> Challenge: Extract the full set of records, then give each one again exactly.

> Dataset excerpts:
---
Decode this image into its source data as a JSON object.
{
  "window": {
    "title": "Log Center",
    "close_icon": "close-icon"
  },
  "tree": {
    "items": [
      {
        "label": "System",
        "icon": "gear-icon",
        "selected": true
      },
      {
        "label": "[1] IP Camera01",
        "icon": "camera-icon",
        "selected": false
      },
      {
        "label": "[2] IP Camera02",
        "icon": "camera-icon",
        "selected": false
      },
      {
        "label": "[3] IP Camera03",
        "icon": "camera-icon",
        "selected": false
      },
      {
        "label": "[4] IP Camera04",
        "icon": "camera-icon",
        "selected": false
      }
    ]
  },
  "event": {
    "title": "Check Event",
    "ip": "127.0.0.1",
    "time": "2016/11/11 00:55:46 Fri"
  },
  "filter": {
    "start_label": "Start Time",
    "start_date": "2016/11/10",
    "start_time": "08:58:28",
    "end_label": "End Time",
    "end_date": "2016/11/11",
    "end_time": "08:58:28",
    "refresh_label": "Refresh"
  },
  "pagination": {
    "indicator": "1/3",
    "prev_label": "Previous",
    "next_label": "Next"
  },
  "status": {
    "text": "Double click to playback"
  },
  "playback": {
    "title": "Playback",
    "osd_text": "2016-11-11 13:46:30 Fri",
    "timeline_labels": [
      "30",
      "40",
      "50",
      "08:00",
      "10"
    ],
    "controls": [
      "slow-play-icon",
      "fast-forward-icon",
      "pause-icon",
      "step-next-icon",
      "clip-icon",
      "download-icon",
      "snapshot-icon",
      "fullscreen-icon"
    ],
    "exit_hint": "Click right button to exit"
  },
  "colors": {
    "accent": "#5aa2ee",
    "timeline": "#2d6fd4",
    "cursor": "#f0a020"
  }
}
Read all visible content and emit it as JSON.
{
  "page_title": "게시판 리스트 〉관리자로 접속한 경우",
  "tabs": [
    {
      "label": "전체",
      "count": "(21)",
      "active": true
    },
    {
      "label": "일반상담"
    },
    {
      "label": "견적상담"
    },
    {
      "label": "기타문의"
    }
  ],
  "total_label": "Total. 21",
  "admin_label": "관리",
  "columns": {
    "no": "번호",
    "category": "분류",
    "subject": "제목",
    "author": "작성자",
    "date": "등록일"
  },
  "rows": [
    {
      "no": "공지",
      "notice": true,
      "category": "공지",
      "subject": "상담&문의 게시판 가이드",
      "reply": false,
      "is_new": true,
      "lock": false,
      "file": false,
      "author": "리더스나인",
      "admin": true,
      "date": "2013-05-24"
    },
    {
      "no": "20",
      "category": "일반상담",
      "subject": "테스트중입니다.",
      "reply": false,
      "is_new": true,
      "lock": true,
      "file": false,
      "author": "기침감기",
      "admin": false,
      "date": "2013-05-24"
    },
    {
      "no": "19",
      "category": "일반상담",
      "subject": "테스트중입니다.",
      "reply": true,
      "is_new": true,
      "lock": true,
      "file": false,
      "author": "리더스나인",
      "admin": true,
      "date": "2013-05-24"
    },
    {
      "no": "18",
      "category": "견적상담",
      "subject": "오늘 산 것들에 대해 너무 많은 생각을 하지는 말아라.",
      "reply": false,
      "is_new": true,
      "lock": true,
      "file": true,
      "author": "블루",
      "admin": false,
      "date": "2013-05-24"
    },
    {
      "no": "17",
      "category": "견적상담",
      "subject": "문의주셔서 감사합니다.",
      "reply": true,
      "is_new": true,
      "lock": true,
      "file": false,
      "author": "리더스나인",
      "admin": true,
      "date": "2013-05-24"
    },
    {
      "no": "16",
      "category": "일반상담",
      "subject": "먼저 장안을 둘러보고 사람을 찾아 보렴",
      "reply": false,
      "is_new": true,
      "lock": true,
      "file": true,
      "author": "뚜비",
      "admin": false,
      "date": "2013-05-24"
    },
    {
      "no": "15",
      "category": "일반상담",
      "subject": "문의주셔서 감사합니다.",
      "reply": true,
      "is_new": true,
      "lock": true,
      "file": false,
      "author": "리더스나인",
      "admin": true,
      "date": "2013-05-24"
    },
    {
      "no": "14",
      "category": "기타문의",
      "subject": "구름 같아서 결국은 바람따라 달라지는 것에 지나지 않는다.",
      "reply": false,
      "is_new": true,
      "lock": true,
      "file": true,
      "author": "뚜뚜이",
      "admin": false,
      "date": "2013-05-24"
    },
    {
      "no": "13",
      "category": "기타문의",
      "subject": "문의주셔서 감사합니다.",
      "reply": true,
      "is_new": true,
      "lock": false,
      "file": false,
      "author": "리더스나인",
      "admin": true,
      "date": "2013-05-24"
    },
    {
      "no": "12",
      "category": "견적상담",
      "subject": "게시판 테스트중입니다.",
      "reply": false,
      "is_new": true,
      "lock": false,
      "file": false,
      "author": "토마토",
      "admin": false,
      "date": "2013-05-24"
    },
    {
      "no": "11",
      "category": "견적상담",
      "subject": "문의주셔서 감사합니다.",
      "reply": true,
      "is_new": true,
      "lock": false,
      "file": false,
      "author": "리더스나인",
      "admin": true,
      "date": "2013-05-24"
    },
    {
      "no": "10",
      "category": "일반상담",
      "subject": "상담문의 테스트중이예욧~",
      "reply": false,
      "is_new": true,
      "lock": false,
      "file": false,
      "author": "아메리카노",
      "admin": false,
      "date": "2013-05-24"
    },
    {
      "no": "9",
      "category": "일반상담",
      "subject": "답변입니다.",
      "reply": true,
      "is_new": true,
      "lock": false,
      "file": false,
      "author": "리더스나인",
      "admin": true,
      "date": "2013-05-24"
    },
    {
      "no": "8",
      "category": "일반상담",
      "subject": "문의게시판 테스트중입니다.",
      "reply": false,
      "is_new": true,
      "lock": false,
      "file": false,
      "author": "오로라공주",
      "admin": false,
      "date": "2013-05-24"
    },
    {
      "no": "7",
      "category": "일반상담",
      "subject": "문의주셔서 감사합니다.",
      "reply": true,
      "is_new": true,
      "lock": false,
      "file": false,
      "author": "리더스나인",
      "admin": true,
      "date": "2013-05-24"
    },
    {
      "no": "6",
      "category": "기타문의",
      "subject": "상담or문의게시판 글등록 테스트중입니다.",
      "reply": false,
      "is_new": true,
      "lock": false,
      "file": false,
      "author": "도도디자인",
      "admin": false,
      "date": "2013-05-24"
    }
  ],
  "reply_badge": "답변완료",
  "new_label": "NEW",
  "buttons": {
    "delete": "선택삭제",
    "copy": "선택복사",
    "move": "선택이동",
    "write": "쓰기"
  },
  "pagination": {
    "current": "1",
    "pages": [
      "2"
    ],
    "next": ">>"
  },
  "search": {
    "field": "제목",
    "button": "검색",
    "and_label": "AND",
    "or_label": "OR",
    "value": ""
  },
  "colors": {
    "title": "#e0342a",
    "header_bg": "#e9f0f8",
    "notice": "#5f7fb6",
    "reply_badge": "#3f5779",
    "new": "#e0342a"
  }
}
---
> Task output:
Decode this image into its source data as a JSON object.
{
  "window": {
    "title": "Log Center",
    "close_icon": "close-icon"
  },
  "tree": {
    "items": [
      {
        "label": "System",
        "icon": "gear-icon",
        "selected": true
      },
      {
        "label": "[1] IP Camera01",
        "icon": "camera-icon",
        "selected": false
      },
      {
        "label": "[2] IP Camera02",
        "icon": "camera-icon",
        "selected": false
      },
      {
        "label": "[3] IP Camera03",
        "icon": "camera-icon",
        "selected": false
      },
      {
        "label": "[4] IP Camera04",
        "icon": "camera-icon",
        "selected": false
      }
    ]
  },
  "event": {
    "title": "Check Event",
    "ip": "127.0.0.1",
    "time": "2016/11/11 00:55:46 Fri"
  },
  "filter": {
    "start_label": "Start Time",
    "start_date": "2016/11/10",
    "start_time": "08:58:28",
    "end_label": "End Time",
    "end_date": "2016/11/11",
    "end_time": "08:58:28",
    "refresh_label": "Refresh"
  },
  "pagination": {
    "indicator": "1/3",
    "prev_label": "Previous",
    "next_label": "Next"
  },
  "status": {
    "text": "Double click to playback"
  },
  "playback": {
    "title": "Playback",
    "osd_text": "2016-11-11 13:46:30 Fri",
    "timeline_labels": [
      "30",
      "40",
      "50",
      "08:00",
      "10"
    ],
    "controls": [
      "slow-play-icon",
      "fast-forward-icon",
      "pause-icon",
      "step-next-icon",
      "clip-icon",
      "download-icon",
      "snapshot-icon",
      "fullscreen-icon"
    ],
    "exit_hint": "Click right button to exit"
  },
  "colors": {
    "accent": "#5aa2ee",
    "timeline": "#2d6fd4",
    "cursor": "#f0a020"
  }
}
Read all visible content and emit it as JSON.
{
  "page_title": "게시판 리스트 〉관리자로 접속한 경우",
  "tabs": [
    {
      "label": "전체",
      "count": "(21)",
      "active": true
    },
    {
      "label": "일반상담"
    },
    {
      "label": "견적상담"
    },
    {
      "label": "기타문의"
    }
  ],
  "total_label": "Total. 21",
  "admin_label": "관리",
  "columns": {
    "no": "번호",
    "category": "분류",
    "subject": "제목",
    "author": "작성자",
    "date": "등록일"
  },
  "rows": [
    {
      "no": "공지",
      "notice": true,
      "category": "공지",
      "subject": "상담&문의 게시판 가이드",
      "reply": false,
      "is_new": true,
      "lock": false,
      "file": false,
      "author": "리더스나인",
      "admin": true,
      "date": "2013-05-24"
    },
    {
      "no": "20",
      "category": "일반상담",
      "subject": "테스트중입니다.",
      "reply": false,
      "is_new": true,
      "lock": true,
      "file": false,
      "author": "기침감기",
      "admin": false,
      "date": "2013-05-24"
    },
    {
      "no": "19",
      "category": "일반상담",
      "subject": "테스트중입니다.",
      "reply": true,
      "is_new": true,
      "lock": true,
      "file": false,
      "author": "리더스나인",
      "admin": true,
      "date": "2013-05-24"
    },
    {
      "no": "18",
      "category": "견적상담",
      "subject": "오늘 산 것들에 대해 너무 많은 생각을 하지는 말아라.",
      "reply": false,
      "is_new": true,
      "lock": true,
      "file": true,
      "author": "블루",
      "admin": false,
      "date": "2013-05-24"
    },
    {
      "no": "17",
      "category": "견적상담",
      "subject": "문의주셔서 감사합니다.",
      "reply": true,
      "is_new": true,
      "lock": true,
      "file": false,
      "author": "리더스나인",
      "admin": true,
      "date": "2013-05-24"
    },
    {
      "no": "16",
      "category": "일반상담",
      "subject": "먼저 장안을 둘러보고 사람을 찾아 보렴",
      "reply": false,
      "is_new": true,
      "lock": true,
      "file": true,
      "author": "뚜비",
      "admin": false,
      "date": "2013-05-24"
    },
    {
      "no": "15",
      "category": "일반상담",
      "subject": "문의주셔서 감사합니다.",
      "reply": true,
      "is_new": true,
      "lock": true,
      "file": false,
      "author": "리더스나인",
      "admin": true,
      "date": "2013-05-24"
    },
    {
      "no": "14",
      "category": "기타문의",
      "subject": "구름 같아서 결국은 바람따라 달라지는 것에 지나지 않는다.",
      "reply": false,
      "is_new": true,
      "lock": true,
      "file": true,
      "author": "뚜뚜이",
      "admin": false,
      "date": "2013-05-24"
    },
    {
      "no": "13",
      "category": "기타문의",
      "subject": "문의주셔서 감사합니다.",
      "reply": true,
      "is_new": true,
      "lock": false,
      "file": false,
      "author": "리더스나인",
      "admin": true,
      "date": "2013-05-24"
    },
    {
      "no": "12",
      "category": "견적상담",
      "subject": "게시판 테스트중입니다.",
      "reply": false,
      "is_new": true,
      "lock": false,
      "file": false,
      "author": "토마토",
      "admin": false,
      "date": "2013-05-24"
    },
    {
      "no": "11",
      "category": "견적상담",
      "subject": "문의주셔서 감사합니다.",
      "reply": true,
      "is_new": true,
      "lock": false,
      "file": false,
      "author": "리더스나인",
      "admin": true,
      "date": "2013-05-24"
    },
    {
      "no": "10",
      "category": "일반상담",
      "subject": "상담문의 테스트중이예욧~",
      "reply": false,
      "is_new": true,
      "lock": false,
      "file": false,
      "author": "아메리카노",
      "admin": false,
      "date": "2013-05-24"
    },
    {
      "no": "9",
      "category": "일반상담",
      "subject": "답변입니다.",
      "reply": true,
      "is_new": true,
      "lock": false,
      "file": false,
      "author": "리더스나인",
      "admin": true,
      "date": "2013-05-24"
    },
    {
      "no": "8",
      "category": "일반상담",
      "subject": "문의게시판 테스트중입니다.",
      "reply": false,
      "is_new": true,
      "lock": false,
      "file": false,
      "author": "오로라공주",
      "admin": false,
      "date": "2013-05-24"
    },
    {
      "no": "7",
      "category": "일반상담",
      "subject": "문의주셔서 감사합니다.",
      "reply": true,
      "is_new": true,
      "lock": false,
      "file": false,
      "author": "리더스나인",
      "admin": true,
      "date": "2013-05-24"
    },
    {
      "no": "6",
      "category": "기타문의",
      "subject": "상담or문의게시판 글등록 테스트중입니다.",
      "reply": false,
      "is_new": true,
      "lock": false,
      "file": false,
      "author": "도도디자인",
      "admin": false,
      "date": "2013-05-24"
    }
  ],
  "reply_badge": "답변완료",
  "new_label": "NEW",
  "buttons": {
    "delete": "선택삭제",
    "copy": "선택복사",
    "move": "선택이동",
    "write": "쓰기"
  },
  "pagination": {
    "current": "1",
    "pages": [
      "2"
    ],
    "next": ">>"
  },
  "search": {
    "field": "제목",
    "button": "검색",
    "and_label": "AND",
    "or_label": "OR",
    "value": ""
  },
  "colors": {
    "title": "#e0342a",
    "header_bg": "#e9f0f8",
    "notice": "#5f7fb6",
    "reply_badge": "#3f5779",
    "new": "#e0342a"
  }
}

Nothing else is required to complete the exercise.